[Data entries]
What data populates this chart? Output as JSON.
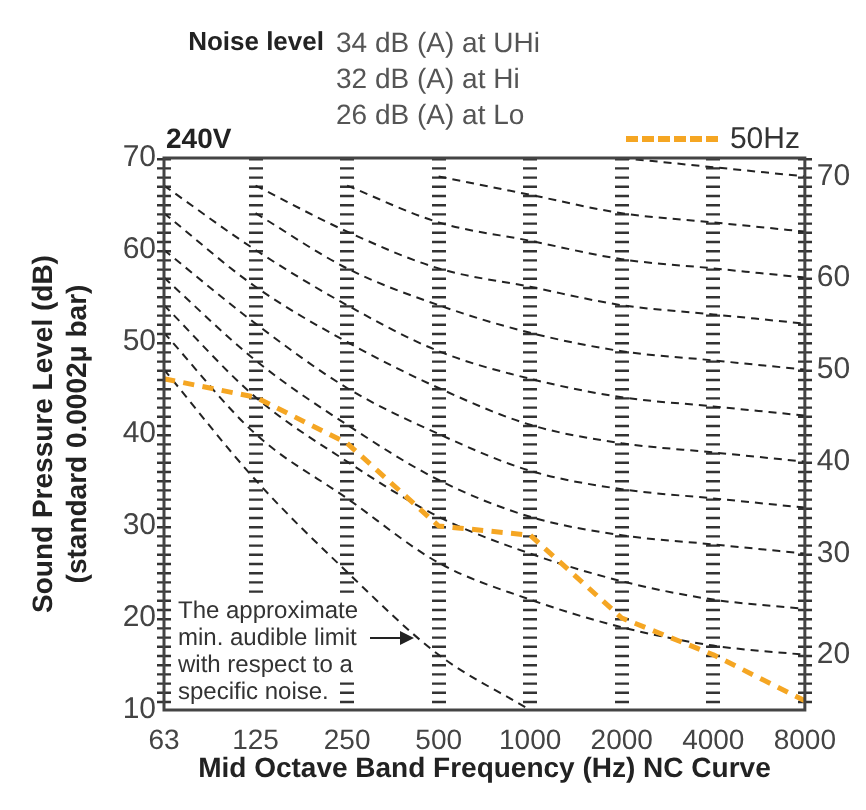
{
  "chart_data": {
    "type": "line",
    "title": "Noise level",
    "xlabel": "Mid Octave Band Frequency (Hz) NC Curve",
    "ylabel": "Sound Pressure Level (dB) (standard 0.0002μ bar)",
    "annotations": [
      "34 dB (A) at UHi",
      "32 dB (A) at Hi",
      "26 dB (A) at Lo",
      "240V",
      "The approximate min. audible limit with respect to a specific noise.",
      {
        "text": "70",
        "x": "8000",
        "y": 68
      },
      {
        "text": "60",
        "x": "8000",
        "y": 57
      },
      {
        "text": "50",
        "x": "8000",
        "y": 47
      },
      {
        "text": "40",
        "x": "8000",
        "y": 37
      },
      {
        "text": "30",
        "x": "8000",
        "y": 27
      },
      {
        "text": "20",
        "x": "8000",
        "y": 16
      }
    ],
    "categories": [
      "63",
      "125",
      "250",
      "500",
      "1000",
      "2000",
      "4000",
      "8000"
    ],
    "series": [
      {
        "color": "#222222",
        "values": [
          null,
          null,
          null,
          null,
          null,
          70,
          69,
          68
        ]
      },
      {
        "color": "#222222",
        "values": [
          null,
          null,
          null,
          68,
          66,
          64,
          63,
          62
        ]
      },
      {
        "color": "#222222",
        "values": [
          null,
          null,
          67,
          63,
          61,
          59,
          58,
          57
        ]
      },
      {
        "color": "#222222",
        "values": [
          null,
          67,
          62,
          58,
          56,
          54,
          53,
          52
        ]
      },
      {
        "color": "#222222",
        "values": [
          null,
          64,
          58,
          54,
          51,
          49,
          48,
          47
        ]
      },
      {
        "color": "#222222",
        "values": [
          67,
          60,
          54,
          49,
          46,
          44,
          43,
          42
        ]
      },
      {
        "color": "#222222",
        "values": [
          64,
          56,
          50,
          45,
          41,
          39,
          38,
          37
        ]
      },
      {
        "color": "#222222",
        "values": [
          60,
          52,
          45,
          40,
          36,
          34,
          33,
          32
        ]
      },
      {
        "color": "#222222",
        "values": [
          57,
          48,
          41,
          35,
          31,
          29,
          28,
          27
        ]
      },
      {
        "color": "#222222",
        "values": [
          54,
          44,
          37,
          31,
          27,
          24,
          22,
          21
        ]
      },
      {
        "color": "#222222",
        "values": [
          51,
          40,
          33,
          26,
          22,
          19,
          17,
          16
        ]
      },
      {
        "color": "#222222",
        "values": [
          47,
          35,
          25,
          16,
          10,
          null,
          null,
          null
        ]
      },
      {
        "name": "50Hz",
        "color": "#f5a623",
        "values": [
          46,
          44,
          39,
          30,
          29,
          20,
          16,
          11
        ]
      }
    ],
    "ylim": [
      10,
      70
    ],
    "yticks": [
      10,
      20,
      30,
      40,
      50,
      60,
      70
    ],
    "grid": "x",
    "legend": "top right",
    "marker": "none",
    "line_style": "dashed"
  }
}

** STATED TASK **
Report how many lines in these entries contain "text". Answer with the number only.

** TASK ANSWER **
6